Find each line in the records below that contains the string "required" and copy those lines in full. The match is case-sensitive.

DATA LISTING >>
>>>>>
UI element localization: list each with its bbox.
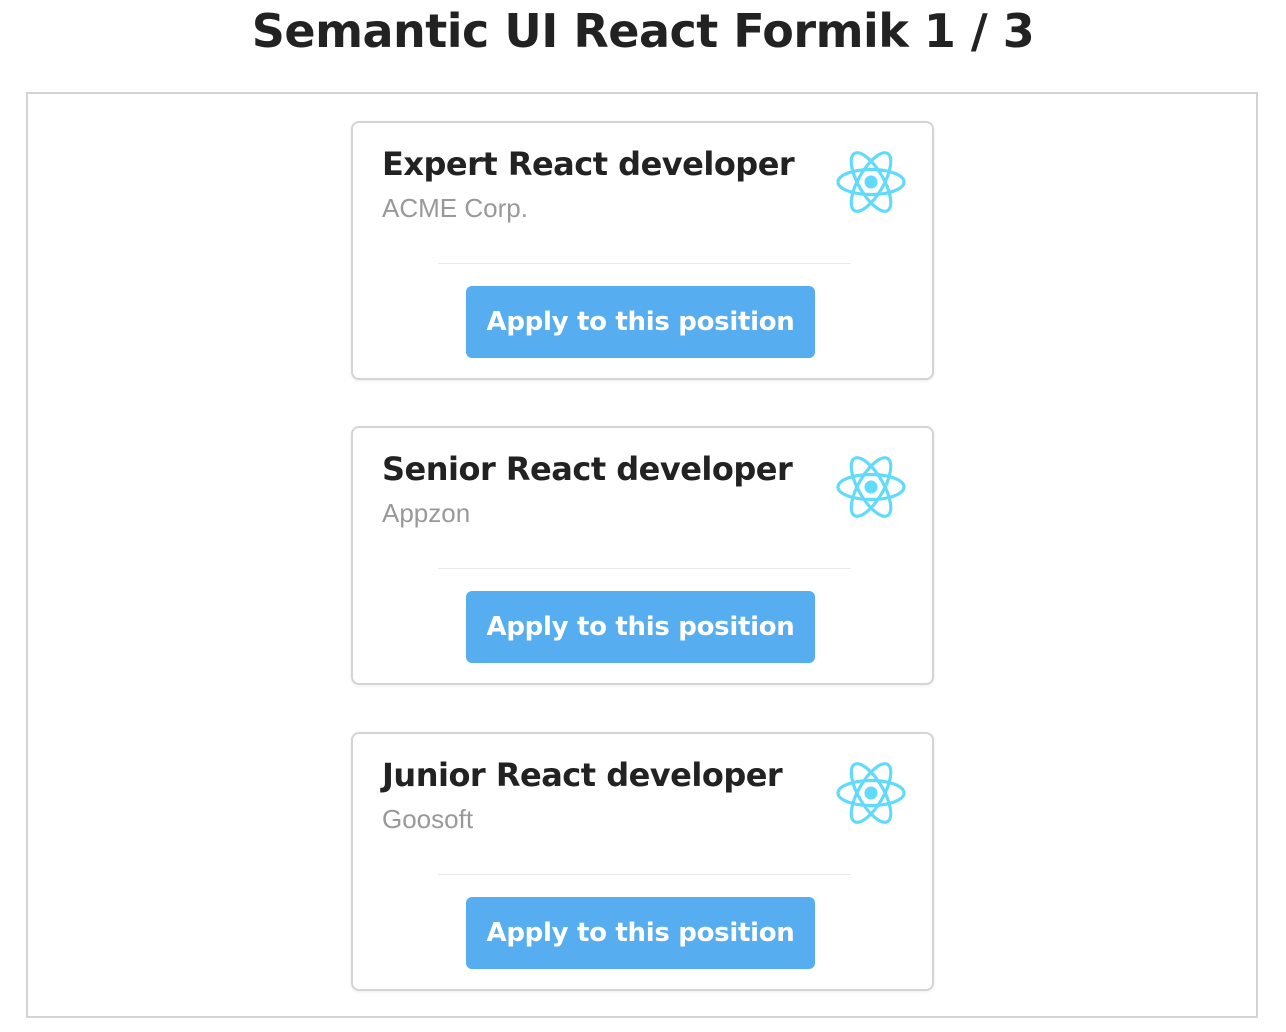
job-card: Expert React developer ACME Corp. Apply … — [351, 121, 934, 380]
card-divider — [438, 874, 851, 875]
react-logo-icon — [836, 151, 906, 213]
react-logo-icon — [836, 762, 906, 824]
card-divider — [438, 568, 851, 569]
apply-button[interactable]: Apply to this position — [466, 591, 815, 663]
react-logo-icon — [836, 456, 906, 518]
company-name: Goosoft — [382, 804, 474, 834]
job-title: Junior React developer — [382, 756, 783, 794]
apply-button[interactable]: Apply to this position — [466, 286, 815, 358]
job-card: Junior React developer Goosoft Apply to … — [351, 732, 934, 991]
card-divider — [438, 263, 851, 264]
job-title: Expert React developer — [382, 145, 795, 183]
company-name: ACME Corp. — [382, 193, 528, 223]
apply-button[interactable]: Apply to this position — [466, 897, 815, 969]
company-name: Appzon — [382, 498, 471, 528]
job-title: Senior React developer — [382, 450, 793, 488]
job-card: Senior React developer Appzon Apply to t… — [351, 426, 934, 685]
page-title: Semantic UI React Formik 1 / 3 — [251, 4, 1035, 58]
<<<<<
>>>>>
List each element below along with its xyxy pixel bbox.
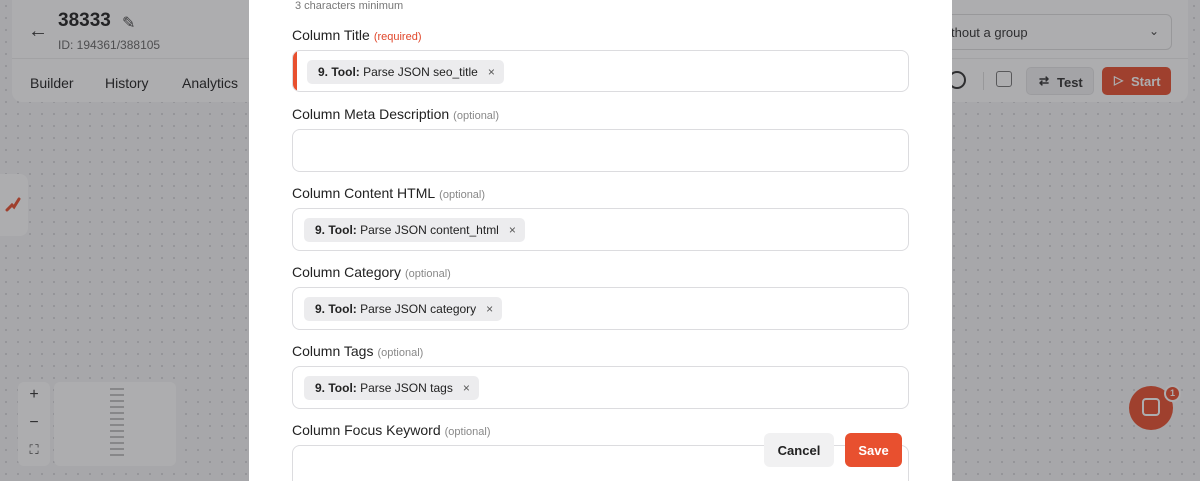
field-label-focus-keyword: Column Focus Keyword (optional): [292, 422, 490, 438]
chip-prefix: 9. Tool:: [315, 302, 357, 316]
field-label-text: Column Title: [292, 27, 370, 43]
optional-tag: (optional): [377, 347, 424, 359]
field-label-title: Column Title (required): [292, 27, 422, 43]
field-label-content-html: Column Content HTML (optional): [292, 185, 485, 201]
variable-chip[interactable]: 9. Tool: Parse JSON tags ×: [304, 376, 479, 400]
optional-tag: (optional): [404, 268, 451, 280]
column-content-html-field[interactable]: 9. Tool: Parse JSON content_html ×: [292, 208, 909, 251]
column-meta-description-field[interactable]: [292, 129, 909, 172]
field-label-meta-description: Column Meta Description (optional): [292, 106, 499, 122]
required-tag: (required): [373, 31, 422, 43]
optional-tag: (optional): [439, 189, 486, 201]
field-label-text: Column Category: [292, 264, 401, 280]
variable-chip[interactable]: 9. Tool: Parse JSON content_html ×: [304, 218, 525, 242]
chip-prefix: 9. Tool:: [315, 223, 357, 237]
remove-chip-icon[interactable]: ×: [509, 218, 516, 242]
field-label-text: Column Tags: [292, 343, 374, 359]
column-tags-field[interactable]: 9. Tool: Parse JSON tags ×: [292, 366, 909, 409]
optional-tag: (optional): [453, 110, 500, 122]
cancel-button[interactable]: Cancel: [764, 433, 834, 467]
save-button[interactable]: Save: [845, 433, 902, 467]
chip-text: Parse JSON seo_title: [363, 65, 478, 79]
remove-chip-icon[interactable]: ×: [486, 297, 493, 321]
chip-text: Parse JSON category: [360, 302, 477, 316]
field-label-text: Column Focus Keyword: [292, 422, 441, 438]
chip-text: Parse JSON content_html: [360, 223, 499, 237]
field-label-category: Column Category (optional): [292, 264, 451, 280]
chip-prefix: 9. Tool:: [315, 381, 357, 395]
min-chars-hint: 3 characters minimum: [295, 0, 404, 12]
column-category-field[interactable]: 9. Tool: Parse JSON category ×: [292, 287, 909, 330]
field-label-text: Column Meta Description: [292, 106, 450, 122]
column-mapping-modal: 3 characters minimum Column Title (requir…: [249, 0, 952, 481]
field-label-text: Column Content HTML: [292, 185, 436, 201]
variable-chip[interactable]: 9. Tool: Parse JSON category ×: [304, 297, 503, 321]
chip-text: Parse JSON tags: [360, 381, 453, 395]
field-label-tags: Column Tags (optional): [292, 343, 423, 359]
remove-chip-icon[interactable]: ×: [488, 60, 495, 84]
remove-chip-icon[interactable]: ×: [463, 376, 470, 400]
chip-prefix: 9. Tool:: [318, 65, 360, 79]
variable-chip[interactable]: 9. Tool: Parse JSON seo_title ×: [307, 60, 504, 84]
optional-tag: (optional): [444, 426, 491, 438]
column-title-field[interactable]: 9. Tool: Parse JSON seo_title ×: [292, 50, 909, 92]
<<<<<
>>>>>
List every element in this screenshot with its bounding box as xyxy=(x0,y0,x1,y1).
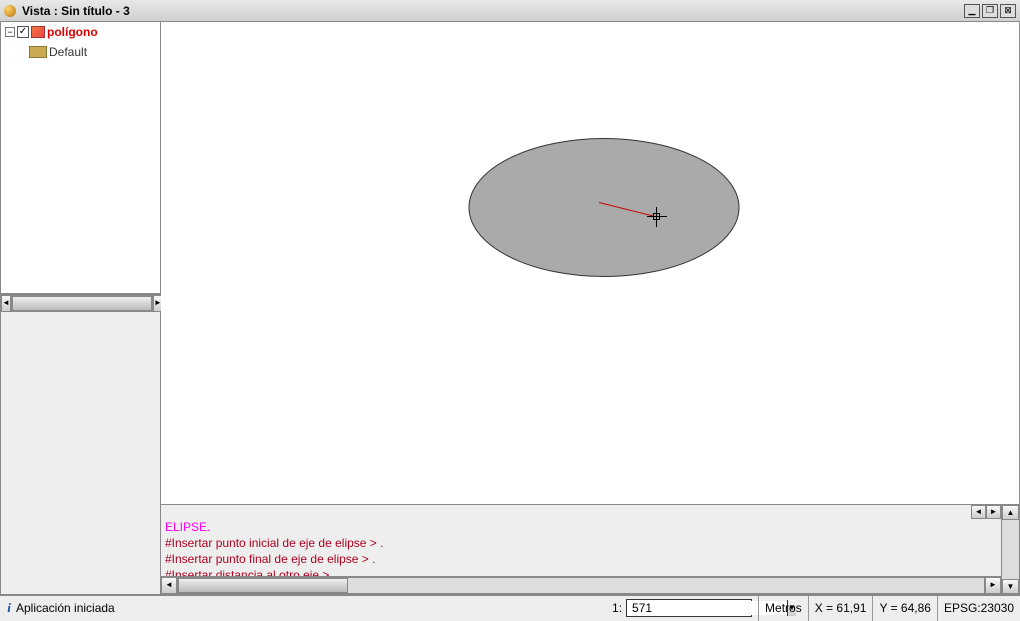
<<<<<
EXPECTED ANSWER >>
field-label-title: Column Title (required): [292, 27, 422, 43]
required-tag: (required): [373, 31, 422, 43]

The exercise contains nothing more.